▸ **MATERIAL FOR THE TASK**:
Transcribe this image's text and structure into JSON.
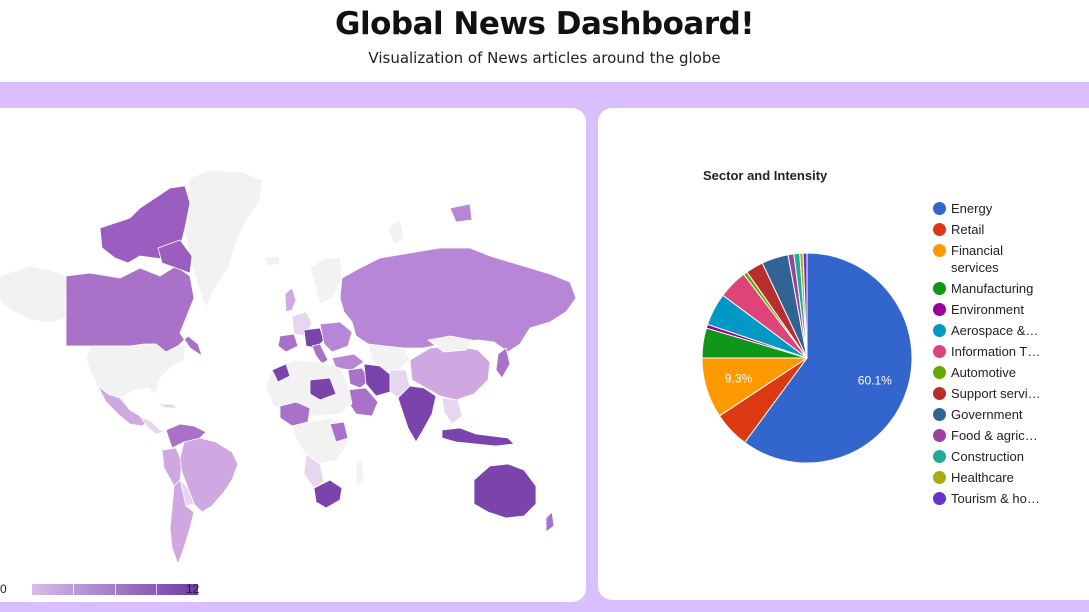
{
  "header": {
    "title": "Global News Dashboard!",
    "subtitle": "Visualization of News articles around the globe"
  },
  "map": {
    "scale_min": "0",
    "scale_max": "12",
    "color_low": "#d8bce8",
    "color_high": "#6f3aa6",
    "no_data_color": "#f2f2f2"
  },
  "chart_data": {
    "type": "pie",
    "title": "Sector and Intensity",
    "slices": [
      {
        "label": "Energy",
        "value": 60.1,
        "color": "#3366cc",
        "display": "60.1%"
      },
      {
        "label": "Retail",
        "value": 5.6,
        "color": "#dc3912",
        "display": ""
      },
      {
        "label": "Financial services",
        "value": 9.3,
        "color": "#ff9900",
        "display": "9.3%"
      },
      {
        "label": "Manufacturing",
        "value": 4.6,
        "color": "#109618",
        "display": ""
      },
      {
        "label": "Environment",
        "value": 0.6,
        "color": "#990099",
        "display": ""
      },
      {
        "label": "Aerospace &…",
        "value": 5.0,
        "color": "#0099c6",
        "display": ""
      },
      {
        "label": "Information T…",
        "value": 4.5,
        "color": "#dd4477",
        "display": ""
      },
      {
        "label": "Automotive",
        "value": 0.6,
        "color": "#66aa00",
        "display": ""
      },
      {
        "label": "Support servi…",
        "value": 2.7,
        "color": "#b82e2e",
        "display": ""
      },
      {
        "label": "Government",
        "value": 4.1,
        "color": "#316395",
        "display": ""
      },
      {
        "label": "Food & agric…",
        "value": 0.9,
        "color": "#994499",
        "display": ""
      },
      {
        "label": "Construction",
        "value": 0.9,
        "color": "#22aa99",
        "display": ""
      },
      {
        "label": "Healthcare",
        "value": 0.5,
        "color": "#aaaa11",
        "display": ""
      },
      {
        "label": "Tourism & ho…",
        "value": 0.6,
        "color": "#6633cc",
        "display": ""
      }
    ]
  }
}
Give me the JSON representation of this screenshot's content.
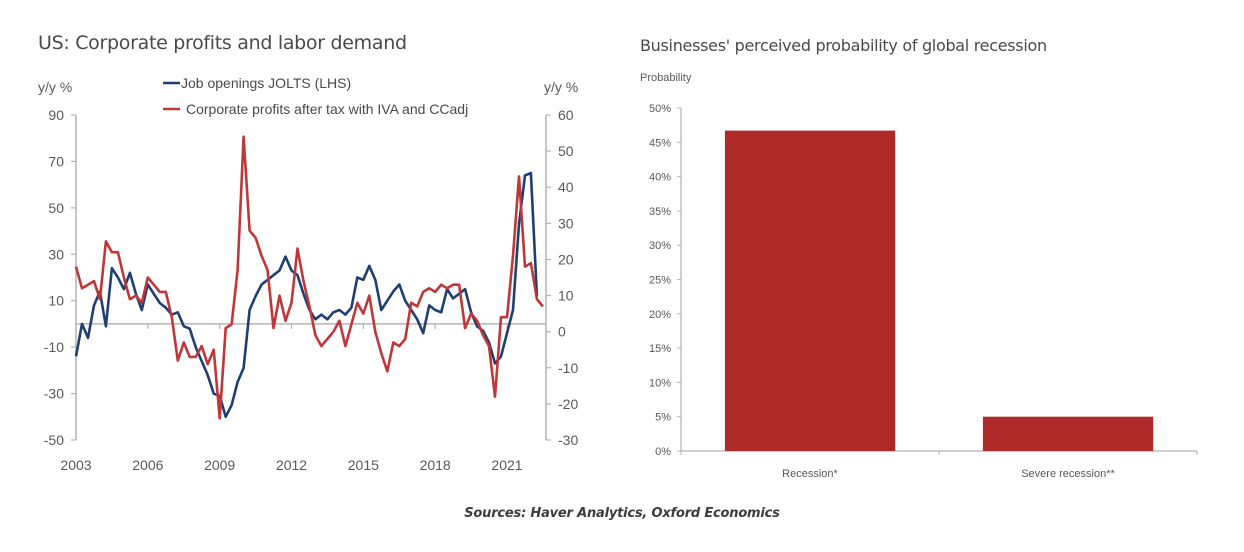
{
  "source_note": "Sources: Haver Analytics, Oxford Economics",
  "chart_data": [
    {
      "type": "line",
      "title": "US: Corporate profits and labor demand",
      "ylabel_left": "y/y %",
      "ylabel_right": "y/y %",
      "ylim_left": [
        -50,
        90
      ],
      "ylim_right": [
        -30,
        60
      ],
      "yticks_left": [
        90,
        70,
        50,
        30,
        10,
        -10,
        -30,
        -50
      ],
      "yticks_right": [
        60,
        50,
        40,
        30,
        20,
        10,
        0,
        -10,
        -20,
        -30
      ],
      "xticks": [
        "2003",
        "2006",
        "2009",
        "2012",
        "2015",
        "2018",
        "2021"
      ],
      "x_start": 2003.0,
      "x_step": 0.25,
      "legend_position": "top-center",
      "series": [
        {
          "name": "Job openings JOLTS (LHS)",
          "axis": "left",
          "color": "#1f3f73",
          "values": [
            -14,
            0,
            -6,
            8,
            14,
            -1,
            24,
            20,
            15,
            22,
            13,
            6,
            17,
            13,
            9,
            7,
            4,
            5,
            -1,
            -2,
            -10,
            -16,
            -22,
            -30,
            -31,
            -40,
            -35,
            -25,
            -19,
            6,
            12,
            17,
            19,
            21,
            23,
            29,
            23,
            21,
            13,
            6,
            2,
            4,
            2,
            5,
            6,
            4,
            7,
            20,
            19,
            25,
            19,
            6,
            10,
            14,
            17,
            10,
            6,
            2,
            -4,
            8,
            6,
            5,
            15,
            11,
            13,
            15,
            5,
            -1,
            -3,
            -8,
            -17,
            -14,
            -4,
            6,
            43,
            64,
            65,
            12
          ]
        },
        {
          "name": "Corporate profits after tax with IVA and CCadj",
          "axis": "right",
          "color": "#c0373a",
          "values": [
            18,
            12,
            13,
            14,
            9,
            25,
            22,
            22,
            15,
            9,
            10,
            8,
            15,
            13,
            11,
            11,
            4,
            -8,
            -3,
            -7,
            -7,
            -4,
            -9,
            -5,
            -24,
            1,
            2,
            17,
            54,
            28,
            26,
            21,
            17,
            1,
            10,
            3,
            8,
            23,
            14,
            7,
            -1,
            -4,
            -2,
            0,
            3,
            -4,
            2,
            8,
            5,
            10,
            0,
            -6,
            -11,
            -3,
            -4,
            -2,
            8,
            7,
            11,
            12,
            11,
            13,
            12,
            13,
            13,
            1,
            5,
            3,
            -1,
            -4,
            -18,
            4,
            4,
            21,
            43,
            18,
            19,
            9,
            7
          ]
        }
      ]
    },
    {
      "type": "bar",
      "title": "Businesses' perceived probability of global recession",
      "ylabel": "Probability",
      "xlabel": "",
      "ylim": [
        0,
        50
      ],
      "yticks": [
        "50%",
        "45%",
        "40%",
        "35%",
        "30%",
        "25%",
        "20%",
        "15%",
        "10%",
        "5%",
        "0%"
      ],
      "categories": [
        "Recession*",
        "Severe recession**"
      ],
      "values": [
        46.7,
        5.0
      ],
      "color": "#ad2a28"
    }
  ]
}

▸ **PROBLEM TO SOLVE**: Leave out the pictures and copy everything else in the records word for word.

▸ **EXERCISE ANSWER**:
Transcribe this image's text and structure into JSON.
{
  "header": {
    "title": "Global News Dashboard!",
    "subtitle": "Visualization of News articles around the globe"
  },
  "map": {
    "scale_min": "0",
    "scale_max": "12",
    "color_low": "#d8bce8",
    "color_high": "#6f3aa6",
    "no_data_color": "#f2f2f2"
  },
  "chart_data": {
    "type": "pie",
    "title": "Sector and Intensity",
    "slices": [
      {
        "label": "Energy",
        "value": 60.1,
        "color": "#3366cc",
        "display": "60.1%"
      },
      {
        "label": "Retail",
        "value": 5.6,
        "color": "#dc3912",
        "display": ""
      },
      {
        "label": "Financial services",
        "value": 9.3,
        "color": "#ff9900",
        "display": "9.3%"
      },
      {
        "label": "Manufacturing",
        "value": 4.6,
        "color": "#109618",
        "display": ""
      },
      {
        "label": "Environment",
        "value": 0.6,
        "color": "#990099",
        "display": ""
      },
      {
        "label": "Aerospace &…",
        "value": 5.0,
        "color": "#0099c6",
        "display": ""
      },
      {
        "label": "Information T…",
        "value": 4.5,
        "color": "#dd4477",
        "display": ""
      },
      {
        "label": "Automotive",
        "value": 0.6,
        "color": "#66aa00",
        "display": ""
      },
      {
        "label": "Support servi…",
        "value": 2.7,
        "color": "#b82e2e",
        "display": ""
      },
      {
        "label": "Government",
        "value": 4.1,
        "color": "#316395",
        "display": ""
      },
      {
        "label": "Food & agric…",
        "value": 0.9,
        "color": "#994499",
        "display": ""
      },
      {
        "label": "Construction",
        "value": 0.9,
        "color": "#22aa99",
        "display": ""
      },
      {
        "label": "Healthcare",
        "value": 0.5,
        "color": "#aaaa11",
        "display": ""
      },
      {
        "label": "Tourism & ho…",
        "value": 0.6,
        "color": "#6633cc",
        "display": ""
      }
    ]
  }
}
Give me the JSON representation of this screenshot's content.
{
  "source_note": "Sources: Haver Analytics, Oxford Economics",
  "chart_data": [
    {
      "type": "line",
      "title": "US: Corporate profits and labor demand",
      "ylabel_left": "y/y %",
      "ylabel_right": "y/y %",
      "ylim_left": [
        -50,
        90
      ],
      "ylim_right": [
        -30,
        60
      ],
      "yticks_left": [
        90,
        70,
        50,
        30,
        10,
        -10,
        -30,
        -50
      ],
      "yticks_right": [
        60,
        50,
        40,
        30,
        20,
        10,
        0,
        -10,
        -20,
        -30
      ],
      "xticks": [
        "2003",
        "2006",
        "2009",
        "2012",
        "2015",
        "2018",
        "2021"
      ],
      "x_start": 2003.0,
      "x_step": 0.25,
      "legend_position": "top-center",
      "series": [
        {
          "name": "Job openings JOLTS (LHS)",
          "axis": "left",
          "color": "#1f3f73",
          "values": [
            -14,
            0,
            -6,
            8,
            14,
            -1,
            24,
            20,
            15,
            22,
            13,
            6,
            17,
            13,
            9,
            7,
            4,
            5,
            -1,
            -2,
            -10,
            -16,
            -22,
            -30,
            -31,
            -40,
            -35,
            -25,
            -19,
            6,
            12,
            17,
            19,
            21,
            23,
            29,
            23,
            21,
            13,
            6,
            2,
            4,
            2,
            5,
            6,
            4,
            7,
            20,
            19,
            25,
            19,
            6,
            10,
            14,
            17,
            10,
            6,
            2,
            -4,
            8,
            6,
            5,
            15,
            11,
            13,
            15,
            5,
            -1,
            -3,
            -8,
            -17,
            -14,
            -4,
            6,
            43,
            64,
            65,
            12
          ]
        },
        {
          "name": "Corporate profits after tax with IVA and CCadj",
          "axis": "right",
          "color": "#c0373a",
          "values": [
            18,
            12,
            13,
            14,
            9,
            25,
            22,
            22,
            15,
            9,
            10,
            8,
            15,
            13,
            11,
            11,
            4,
            -8,
            -3,
            -7,
            -7,
            -4,
            -9,
            -5,
            -24,
            1,
            2,
            17,
            54,
            28,
            26,
            21,
            17,
            1,
            10,
            3,
            8,
            23,
            14,
            7,
            -1,
            -4,
            -2,
            0,
            3,
            -4,
            2,
            8,
            5,
            10,
            0,
            -6,
            -11,
            -3,
            -4,
            -2,
            8,
            7,
            11,
            12,
            11,
            13,
            12,
            13,
            13,
            1,
            5,
            3,
            -1,
            -4,
            -18,
            4,
            4,
            21,
            43,
            18,
            19,
            9,
            7
          ]
        }
      ]
    },
    {
      "type": "bar",
      "title": "Businesses' perceived probability of global recession",
      "ylabel": "Probability",
      "xlabel": "",
      "ylim": [
        0,
        50
      ],
      "yticks": [
        "50%",
        "45%",
        "40%",
        "35%",
        "30%",
        "25%",
        "20%",
        "15%",
        "10%",
        "5%",
        "0%"
      ],
      "categories": [
        "Recession*",
        "Severe recession**"
      ],
      "values": [
        46.7,
        5.0
      ],
      "color": "#ad2a28"
    }
  ]
}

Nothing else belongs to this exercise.